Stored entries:
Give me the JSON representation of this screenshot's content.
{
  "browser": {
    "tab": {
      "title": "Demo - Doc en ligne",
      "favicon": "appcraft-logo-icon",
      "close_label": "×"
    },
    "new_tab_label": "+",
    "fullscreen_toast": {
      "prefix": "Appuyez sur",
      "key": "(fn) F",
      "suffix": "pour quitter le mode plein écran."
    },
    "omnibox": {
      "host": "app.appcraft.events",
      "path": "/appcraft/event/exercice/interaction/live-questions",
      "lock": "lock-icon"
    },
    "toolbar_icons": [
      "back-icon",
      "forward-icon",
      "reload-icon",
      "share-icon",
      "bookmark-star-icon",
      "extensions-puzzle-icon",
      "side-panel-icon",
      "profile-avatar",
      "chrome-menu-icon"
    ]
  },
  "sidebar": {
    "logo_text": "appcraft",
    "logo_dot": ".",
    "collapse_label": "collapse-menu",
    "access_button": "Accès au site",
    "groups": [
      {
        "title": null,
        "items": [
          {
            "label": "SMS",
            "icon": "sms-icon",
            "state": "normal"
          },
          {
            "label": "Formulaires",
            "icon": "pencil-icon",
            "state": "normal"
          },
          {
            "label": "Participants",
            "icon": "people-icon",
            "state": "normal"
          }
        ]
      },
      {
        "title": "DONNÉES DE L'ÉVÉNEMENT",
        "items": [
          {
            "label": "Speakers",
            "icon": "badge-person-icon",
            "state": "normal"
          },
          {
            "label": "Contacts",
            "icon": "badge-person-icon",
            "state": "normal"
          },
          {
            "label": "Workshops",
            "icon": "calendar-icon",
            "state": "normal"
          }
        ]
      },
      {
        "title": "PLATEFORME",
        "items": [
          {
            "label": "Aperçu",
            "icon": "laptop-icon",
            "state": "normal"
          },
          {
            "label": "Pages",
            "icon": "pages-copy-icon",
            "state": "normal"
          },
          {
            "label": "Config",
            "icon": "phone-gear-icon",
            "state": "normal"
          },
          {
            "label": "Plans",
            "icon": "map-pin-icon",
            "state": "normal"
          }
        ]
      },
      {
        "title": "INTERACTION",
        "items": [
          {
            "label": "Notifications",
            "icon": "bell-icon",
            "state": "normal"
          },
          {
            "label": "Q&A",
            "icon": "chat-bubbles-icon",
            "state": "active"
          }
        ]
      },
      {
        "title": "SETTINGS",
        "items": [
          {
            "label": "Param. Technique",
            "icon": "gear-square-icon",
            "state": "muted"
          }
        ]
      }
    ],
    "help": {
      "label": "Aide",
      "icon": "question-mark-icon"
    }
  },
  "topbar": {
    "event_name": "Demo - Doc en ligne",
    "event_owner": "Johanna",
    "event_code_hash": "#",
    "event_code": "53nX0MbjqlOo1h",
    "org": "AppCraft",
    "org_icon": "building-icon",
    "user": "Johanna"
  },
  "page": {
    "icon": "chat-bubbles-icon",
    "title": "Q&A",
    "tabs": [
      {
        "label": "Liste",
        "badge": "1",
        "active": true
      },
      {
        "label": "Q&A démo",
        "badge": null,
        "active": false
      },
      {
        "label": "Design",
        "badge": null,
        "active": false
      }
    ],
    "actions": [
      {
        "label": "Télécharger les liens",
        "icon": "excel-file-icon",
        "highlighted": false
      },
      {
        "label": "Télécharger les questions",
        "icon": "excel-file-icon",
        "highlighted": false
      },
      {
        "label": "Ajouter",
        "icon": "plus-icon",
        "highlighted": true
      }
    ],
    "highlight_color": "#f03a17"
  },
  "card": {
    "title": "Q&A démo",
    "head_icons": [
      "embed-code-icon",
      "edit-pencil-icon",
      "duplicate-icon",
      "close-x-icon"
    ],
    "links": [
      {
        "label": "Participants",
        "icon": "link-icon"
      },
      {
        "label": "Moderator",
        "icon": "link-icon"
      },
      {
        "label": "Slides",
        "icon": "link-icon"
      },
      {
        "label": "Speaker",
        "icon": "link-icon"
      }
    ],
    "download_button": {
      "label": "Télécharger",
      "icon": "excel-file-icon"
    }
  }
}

Given instruction: Using the listing, copy every line where the word "bubbles" shows up.

Complete output:
            "icon": "chat-bubbles-icon",
    "icon": "chat-bubbles-icon",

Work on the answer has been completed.